• Task
Only the number is wanted: how many lines contain the string "this"?

[Chart and figure data]
= = = =

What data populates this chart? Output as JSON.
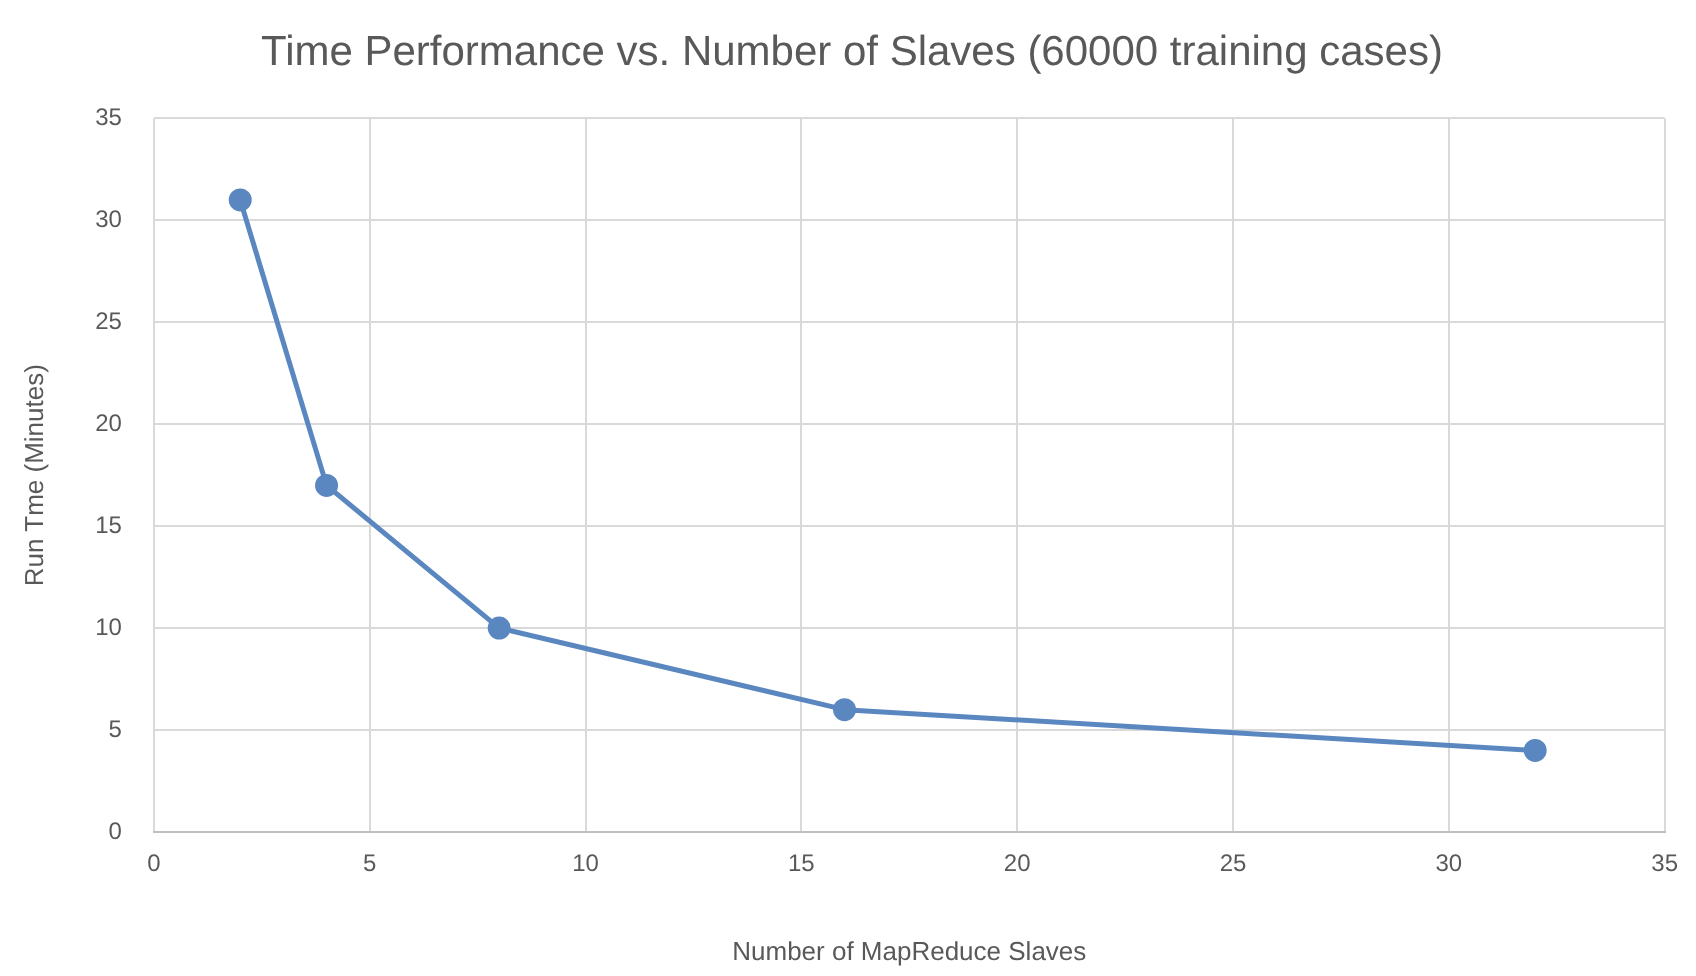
{
  "chart_data": {
    "type": "line",
    "title": "Time Performance vs. Number of Slaves (60000 training cases)",
    "xlabel": "Number of MapReduce Slaves",
    "ylabel": "Run Tme (Minutes)",
    "x": [
      2,
      4,
      8,
      16,
      32
    ],
    "series": [
      {
        "color": "#5a87c0",
        "values": [
          31,
          17,
          10,
          6,
          4
        ]
      }
    ],
    "xlim": [
      0,
      35
    ],
    "xticks": [
      0,
      5,
      10,
      15,
      20,
      25,
      30,
      35
    ],
    "ylim": [
      0,
      35
    ],
    "yticks": [
      0,
      5,
      10,
      15,
      20,
      25,
      30,
      35
    ],
    "grid": true,
    "legend": false,
    "marker": "circle",
    "line_style": "solid"
  }
}
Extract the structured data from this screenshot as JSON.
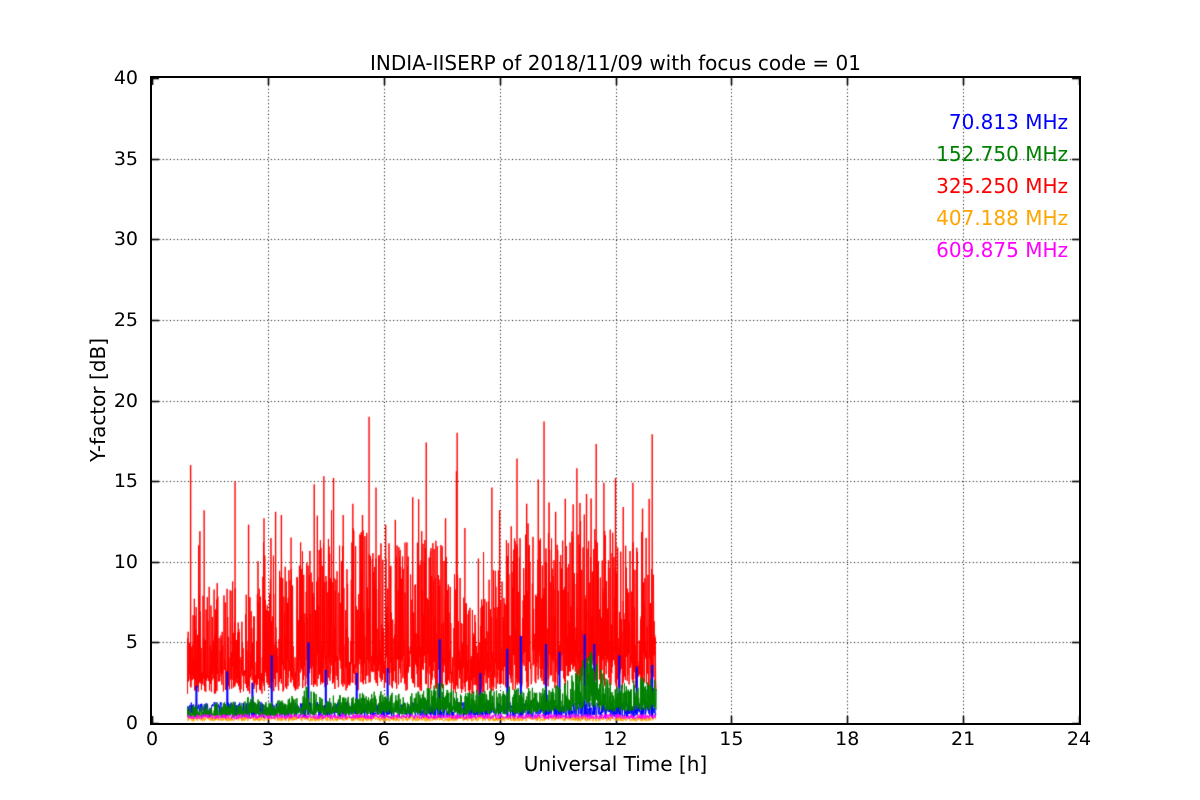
{
  "title": "INDIA-IISERP of 2018/11/09 with focus code = 01",
  "chart_data": {
    "type": "line",
    "title": "INDIA-IISERP of 2018/11/09 with focus code = 01",
    "xlabel": "Universal Time [h]",
    "ylabel": "Y-factor [dB]",
    "xlim": [
      0,
      24
    ],
    "ylim": [
      0,
      40
    ],
    "x_ticks": [
      0,
      3,
      6,
      9,
      12,
      15,
      18,
      21,
      24
    ],
    "y_ticks": [
      0,
      5,
      10,
      15,
      20,
      25,
      30,
      35,
      40
    ],
    "grid": "dotted black gridlines at every major tick",
    "legend_position": "upper right inside plot, colored text labels only (no line samples)",
    "data_time_range_h": [
      0.92,
      13.05
    ],
    "series": [
      {
        "name": "70.813 MHz",
        "color": "#0000ff",
        "z": 2,
        "style": "band-with-spikes",
        "band": [
          0.3,
          1.3
        ],
        "spikes": [
          [
            1.15,
            2.3
          ],
          [
            1.95,
            3.2
          ],
          [
            2.6,
            2.5
          ],
          [
            3.1,
            4.2
          ],
          [
            4.05,
            5.0
          ],
          [
            4.5,
            3.3
          ],
          [
            5.3,
            3.1
          ],
          [
            6.1,
            3.4
          ],
          [
            7.45,
            5.2
          ],
          [
            8.5,
            3.1
          ],
          [
            9.2,
            4.6
          ],
          [
            9.55,
            5.4
          ],
          [
            10.2,
            4.9
          ],
          [
            10.55,
            4.4
          ],
          [
            11.2,
            5.5
          ],
          [
            11.45,
            4.9
          ],
          [
            12.1,
            4.2
          ],
          [
            12.55,
            3.5
          ],
          [
            12.95,
            3.6
          ]
        ]
      },
      {
        "name": "152.750 MHz",
        "color": "#008000",
        "z": 3,
        "style": "mass",
        "envelope": [
          [
            0.92,
            0.35,
            1.2
          ],
          [
            1.5,
            0.35,
            1.25
          ],
          [
            2.0,
            0.4,
            1.3
          ],
          [
            2.6,
            0.4,
            1.7
          ],
          [
            3.0,
            0.4,
            1.35
          ],
          [
            3.5,
            0.4,
            1.5
          ],
          [
            4.0,
            0.45,
            2.3
          ],
          [
            4.4,
            0.45,
            1.8
          ],
          [
            5.0,
            0.45,
            1.7
          ],
          [
            5.5,
            0.5,
            1.9
          ],
          [
            6.0,
            0.5,
            2.0
          ],
          [
            6.5,
            0.5,
            1.8
          ],
          [
            7.0,
            0.5,
            2.1
          ],
          [
            7.5,
            0.55,
            2.6
          ],
          [
            8.0,
            0.5,
            1.9
          ],
          [
            8.5,
            0.5,
            2.1
          ],
          [
            9.0,
            0.55,
            2.2
          ],
          [
            9.5,
            0.55,
            2.3
          ],
          [
            10.0,
            0.55,
            2.2
          ],
          [
            10.5,
            0.6,
            2.4
          ],
          [
            10.9,
            0.7,
            3.0
          ],
          [
            11.2,
            0.9,
            4.2
          ],
          [
            11.35,
            1.0,
            4.6
          ],
          [
            11.6,
            0.8,
            3.4
          ],
          [
            11.9,
            0.7,
            2.4
          ],
          [
            12.3,
            0.7,
            2.5
          ],
          [
            12.7,
            0.8,
            2.9
          ],
          [
            13.05,
            0.8,
            2.8
          ]
        ]
      },
      {
        "name": "325.250 MHz",
        "color": "#ff0000",
        "z": 1,
        "style": "mass",
        "envelope": [
          [
            0.92,
            1.8,
            7.5
          ],
          [
            1.5,
            1.8,
            8.5
          ],
          [
            2.0,
            1.9,
            9.0
          ],
          [
            2.5,
            1.8,
            8.0
          ],
          [
            3.0,
            1.8,
            9.0
          ],
          [
            3.5,
            2.0,
            10.0
          ],
          [
            4.0,
            2.0,
            11.0
          ],
          [
            4.5,
            2.0,
            11.5
          ],
          [
            5.0,
            2.0,
            11.0
          ],
          [
            5.5,
            2.0,
            12.0
          ],
          [
            6.0,
            2.0,
            11.0
          ],
          [
            6.5,
            2.0,
            11.0
          ],
          [
            7.0,
            2.0,
            12.0
          ],
          [
            7.5,
            2.0,
            11.0
          ],
          [
            8.0,
            1.8,
            9.0
          ],
          [
            8.4,
            1.6,
            6.5
          ],
          [
            8.8,
            1.8,
            10.0
          ],
          [
            9.2,
            2.0,
            11.0
          ],
          [
            9.6,
            2.0,
            12.0
          ],
          [
            10.0,
            2.2,
            12.5
          ],
          [
            10.4,
            2.0,
            11.5
          ],
          [
            10.8,
            2.2,
            12.0
          ],
          [
            11.2,
            2.2,
            12.5
          ],
          [
            11.6,
            2.2,
            12.0
          ],
          [
            12.0,
            2.0,
            12.0
          ],
          [
            12.4,
            2.0,
            11.5
          ],
          [
            12.8,
            2.0,
            12.0
          ],
          [
            13.05,
            2.0,
            11.0
          ]
        ],
        "spikes": [
          [
            1.0,
            16.0
          ],
          [
            1.35,
            13.2
          ],
          [
            2.15,
            15.0
          ],
          [
            2.5,
            12.3
          ],
          [
            2.9,
            12.7
          ],
          [
            3.2,
            13.1
          ],
          [
            3.35,
            12.9
          ],
          [
            3.6,
            11.5
          ],
          [
            4.2,
            14.8
          ],
          [
            4.45,
            15.3
          ],
          [
            4.7,
            15.2
          ],
          [
            4.95,
            12.9
          ],
          [
            5.2,
            13.6
          ],
          [
            5.45,
            12.9
          ],
          [
            5.62,
            19.0
          ],
          [
            5.8,
            14.6
          ],
          [
            6.05,
            12.3
          ],
          [
            6.3,
            12.6
          ],
          [
            6.55,
            11.2
          ],
          [
            6.75,
            14.0
          ],
          [
            7.1,
            17.4
          ],
          [
            7.35,
            11.3
          ],
          [
            7.6,
            12.7
          ],
          [
            7.9,
            18.0
          ],
          [
            8.1,
            12.1
          ],
          [
            8.45,
            10.2
          ],
          [
            8.8,
            14.6
          ],
          [
            9.0,
            13.2
          ],
          [
            9.3,
            12.2
          ],
          [
            9.45,
            16.4
          ],
          [
            9.7,
            13.6
          ],
          [
            10.0,
            15.1
          ],
          [
            10.15,
            18.7
          ],
          [
            10.45,
            13.1
          ],
          [
            10.7,
            13.9
          ],
          [
            11.0,
            15.8
          ],
          [
            11.25,
            14.2
          ],
          [
            11.5,
            17.3
          ],
          [
            11.7,
            14.9
          ],
          [
            12.0,
            15.2
          ],
          [
            12.2,
            13.4
          ],
          [
            12.45,
            14.9
          ],
          [
            12.7,
            13.3
          ],
          [
            12.95,
            17.9
          ]
        ]
      },
      {
        "name": "407.188 MHz",
        "color": "#ffa500",
        "z": 4,
        "style": "band",
        "band": [
          0.1,
          0.45
        ]
      },
      {
        "name": "609.875 MHz",
        "color": "#ff00ff",
        "z": 5,
        "style": "band",
        "band": [
          0.25,
          0.55
        ]
      }
    ]
  }
}
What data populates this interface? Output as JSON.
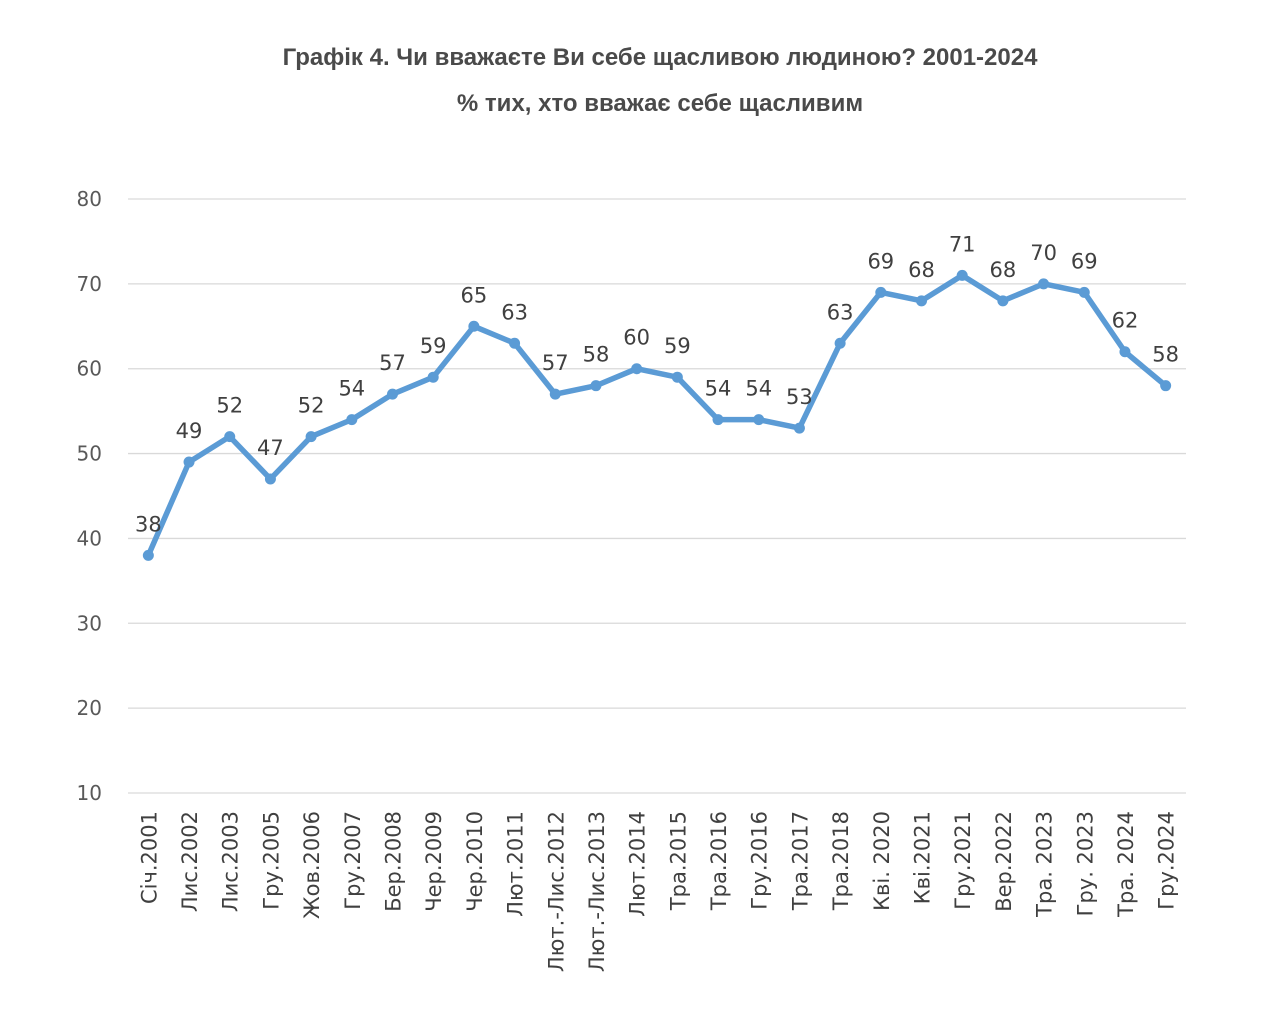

= = = =

• In response
3